Input material start

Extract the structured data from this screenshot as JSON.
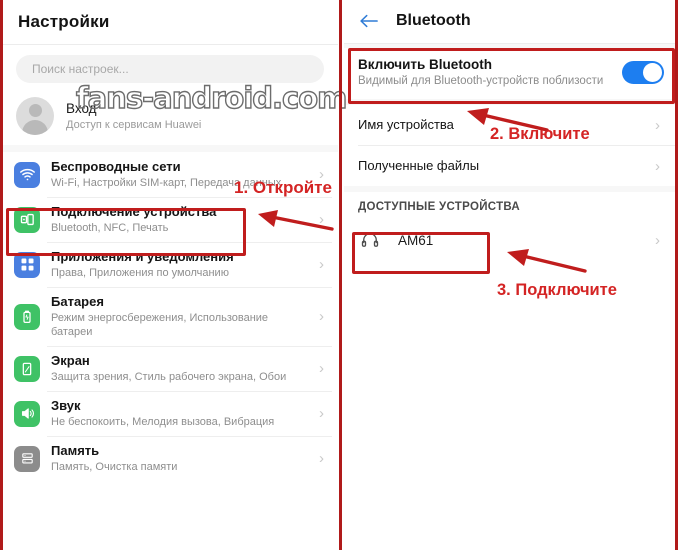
{
  "watermark": {
    "text": "fans-android.com"
  },
  "left_panel": {
    "title": "Настройки",
    "search": {
      "placeholder": "Поиск настроек..."
    },
    "account": {
      "name": "Вход",
      "subtitle": "Доступ к сервисам Huawei",
      "avatar_name": "avatar"
    },
    "items": [
      {
        "title": "Беспроводные сети",
        "subtitle": "Wi-Fi, Настройки SIM-карт, Передача данных",
        "icon": "wifi-icon",
        "icon_color": "#4a7fe0"
      },
      {
        "title": "Подключение устройства",
        "subtitle": "Bluetooth, NFC, Печать",
        "icon": "device-connection-icon",
        "icon_color": "#3fc266"
      },
      {
        "title": "Приложения и уведомления",
        "subtitle": "Права, Приложения по умолчанию",
        "icon": "apps-grid-icon",
        "icon_color": "#4a7fe0"
      },
      {
        "title": "Батарея",
        "subtitle": "Режим энергосбережения, Использование батареи",
        "icon": "battery-icon",
        "icon_color": "#3fc266"
      },
      {
        "title": "Экран",
        "subtitle": "Защита зрения, Стиль рабочего экрана, Обои",
        "icon": "display-icon",
        "icon_color": "#3fc266"
      },
      {
        "title": "Звук",
        "subtitle": "Не беспокоить, Мелодия вызова, Вибрация",
        "icon": "sound-icon",
        "icon_color": "#3fc266"
      },
      {
        "title": "Память",
        "subtitle": "Память, Очистка памяти",
        "icon": "storage-icon",
        "icon_color": "#8c8c8c"
      }
    ],
    "chevron": "›"
  },
  "right_panel": {
    "header": {
      "title": "Bluetooth",
      "back_icon": "back-arrow-icon"
    },
    "enable": {
      "title": "Включить Bluetooth",
      "subtitle": "Видимый для Bluetooth-устройств поблизости",
      "toggle_state": "on",
      "toggle_color": "#1d7ef0"
    },
    "rows": [
      {
        "title": "Имя устройства"
      },
      {
        "title": "Полученные файлы"
      }
    ],
    "available_label": "ДОСТУПНЫЕ УСТРОЙСТВА",
    "devices": [
      {
        "name": "AM61",
        "icon": "headset-icon"
      }
    ],
    "chevron": "›"
  },
  "annotations": {
    "accent_color": "#c01d1d",
    "steps": [
      {
        "label": "1. Откройте"
      },
      {
        "label": "2. Включите"
      },
      {
        "label": "3. Подключите"
      }
    ]
  }
}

Input material end

Write every entry out again exactly, dropping the pictures.

Extract the structured data from this screenshot as JSON.
{
  "watermark": {
    "text": "fans-android.com"
  },
  "left_panel": {
    "title": "Настройки",
    "search": {
      "placeholder": "Поиск настроек..."
    },
    "account": {
      "name": "Вход",
      "subtitle": "Доступ к сервисам Huawei",
      "avatar_name": "avatar"
    },
    "items": [
      {
        "title": "Беспроводные сети",
        "subtitle": "Wi-Fi, Настройки SIM-карт, Передача данных",
        "icon": "wifi-icon",
        "icon_color": "#4a7fe0"
      },
      {
        "title": "Подключение устройства",
        "subtitle": "Bluetooth, NFC, Печать",
        "icon": "device-connection-icon",
        "icon_color": "#3fc266"
      },
      {
        "title": "Приложения и уведомления",
        "subtitle": "Права, Приложения по умолчанию",
        "icon": "apps-grid-icon",
        "icon_color": "#4a7fe0"
      },
      {
        "title": "Батарея",
        "subtitle": "Режим энергосбережения, Использование батареи",
        "icon": "battery-icon",
        "icon_color": "#3fc266"
      },
      {
        "title": "Экран",
        "subtitle": "Защита зрения, Стиль рабочего экрана, Обои",
        "icon": "display-icon",
        "icon_color": "#3fc266"
      },
      {
        "title": "Звук",
        "subtitle": "Не беспокоить, Мелодия вызова, Вибрация",
        "icon": "sound-icon",
        "icon_color": "#3fc266"
      },
      {
        "title": "Память",
        "subtitle": "Память, Очистка памяти",
        "icon": "storage-icon",
        "icon_color": "#8c8c8c"
      }
    ],
    "chevron": "›"
  },
  "right_panel": {
    "header": {
      "title": "Bluetooth",
      "back_icon": "back-arrow-icon"
    },
    "enable": {
      "title": "Включить Bluetooth",
      "subtitle": "Видимый для Bluetooth-устройств поблизости",
      "toggle_state": "on",
      "toggle_color": "#1d7ef0"
    },
    "rows": [
      {
        "title": "Имя устройства"
      },
      {
        "title": "Полученные файлы"
      }
    ],
    "available_label": "ДОСТУПНЫЕ УСТРОЙСТВА",
    "devices": [
      {
        "name": "AM61",
        "icon": "headset-icon"
      }
    ],
    "chevron": "›"
  },
  "annotations": {
    "accent_color": "#c01d1d",
    "steps": [
      {
        "label": "1. Откройте"
      },
      {
        "label": "2. Включите"
      },
      {
        "label": "3. Подключите"
      }
    ]
  }
}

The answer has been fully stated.